### Problem details
Pictures do not belong in the copy. Return all of the entries exactly.

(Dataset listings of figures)
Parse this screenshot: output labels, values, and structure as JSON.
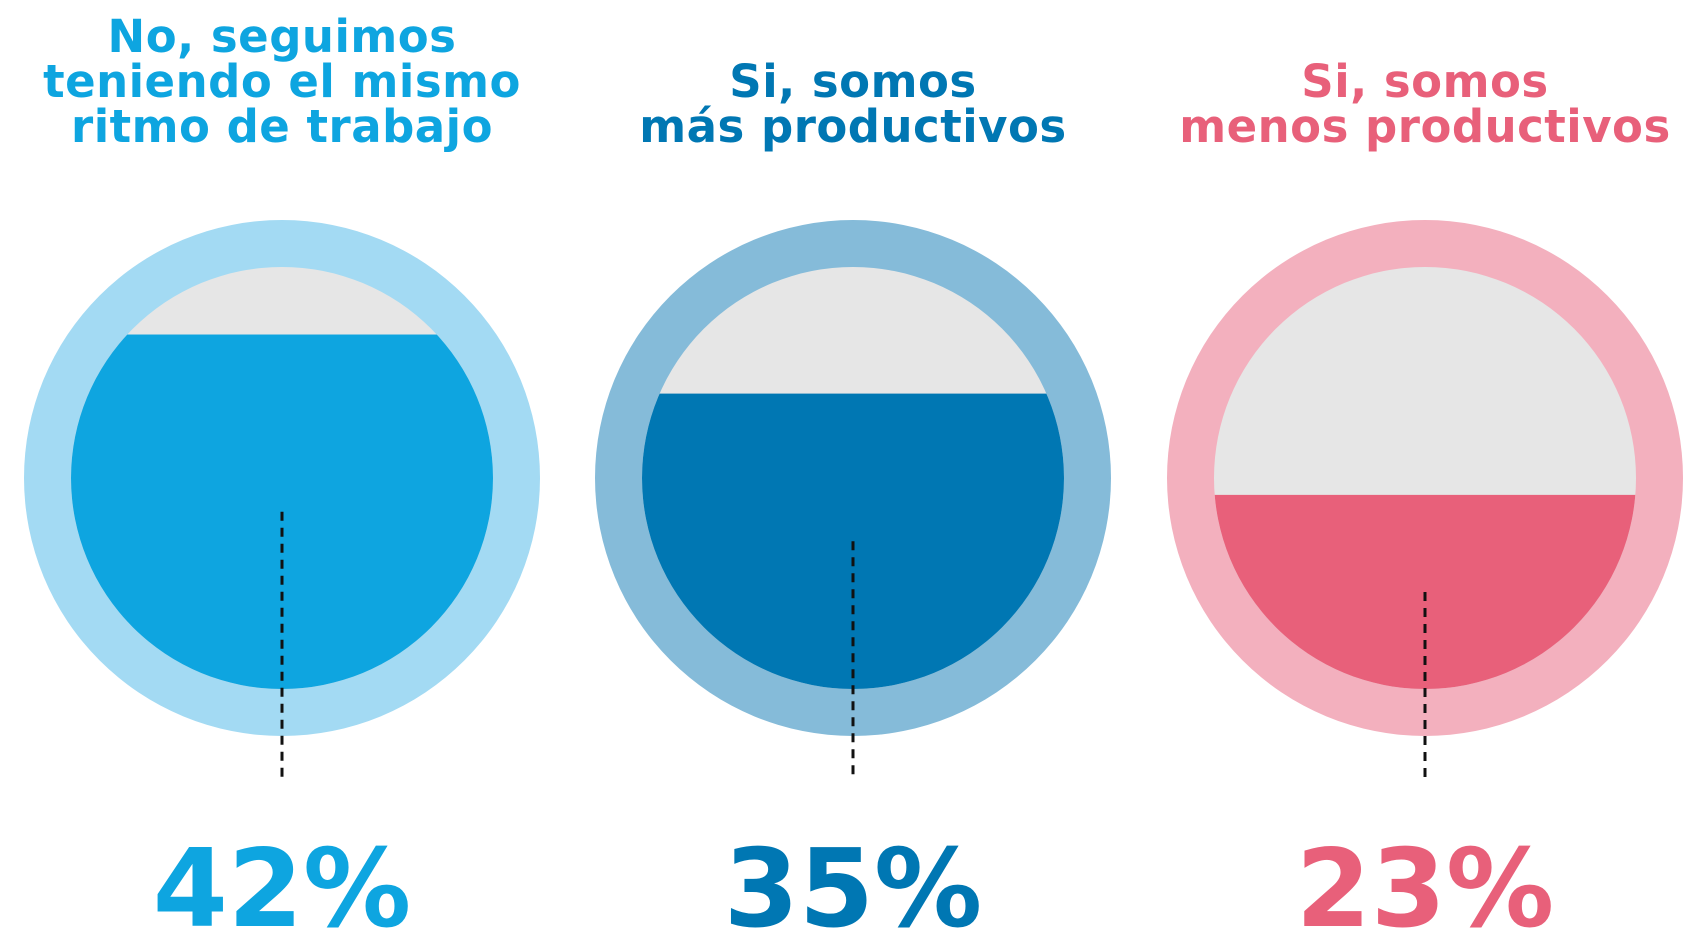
{
  "chart_data": {
    "type": "fill",
    "categories": [
      "No, seguimos\nteniendo el mismo\nritmo de trabajo",
      "Si, somos\nmás productivos",
      "Si, somos\nmenos productivos"
    ],
    "values": [
      42,
      35,
      23
    ],
    "value_labels": [
      "42%",
      "35%",
      "23%"
    ],
    "colors": [
      "#0ea5e0",
      "#0077b3",
      "#e8607a"
    ],
    "ring_colors": [
      "#a3daf3",
      "#85bbd9",
      "#f3b0be"
    ],
    "empty_color": "#e6e6e6",
    "ylim": [
      0,
      50
    ]
  }
}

### The result
Parse this screenshot: output labels, values, and structure as JSON.
{
  "chart_data": {
    "type": "fill",
    "categories": [
      "No, seguimos\nteniendo el mismo\nritmo de trabajo",
      "Si, somos\nmás productivos",
      "Si, somos\nmenos productivos"
    ],
    "values": [
      42,
      35,
      23
    ],
    "value_labels": [
      "42%",
      "35%",
      "23%"
    ],
    "colors": [
      "#0ea5e0",
      "#0077b3",
      "#e8607a"
    ],
    "ring_colors": [
      "#a3daf3",
      "#85bbd9",
      "#f3b0be"
    ],
    "empty_color": "#e6e6e6",
    "ylim": [
      0,
      50
    ]
  }
}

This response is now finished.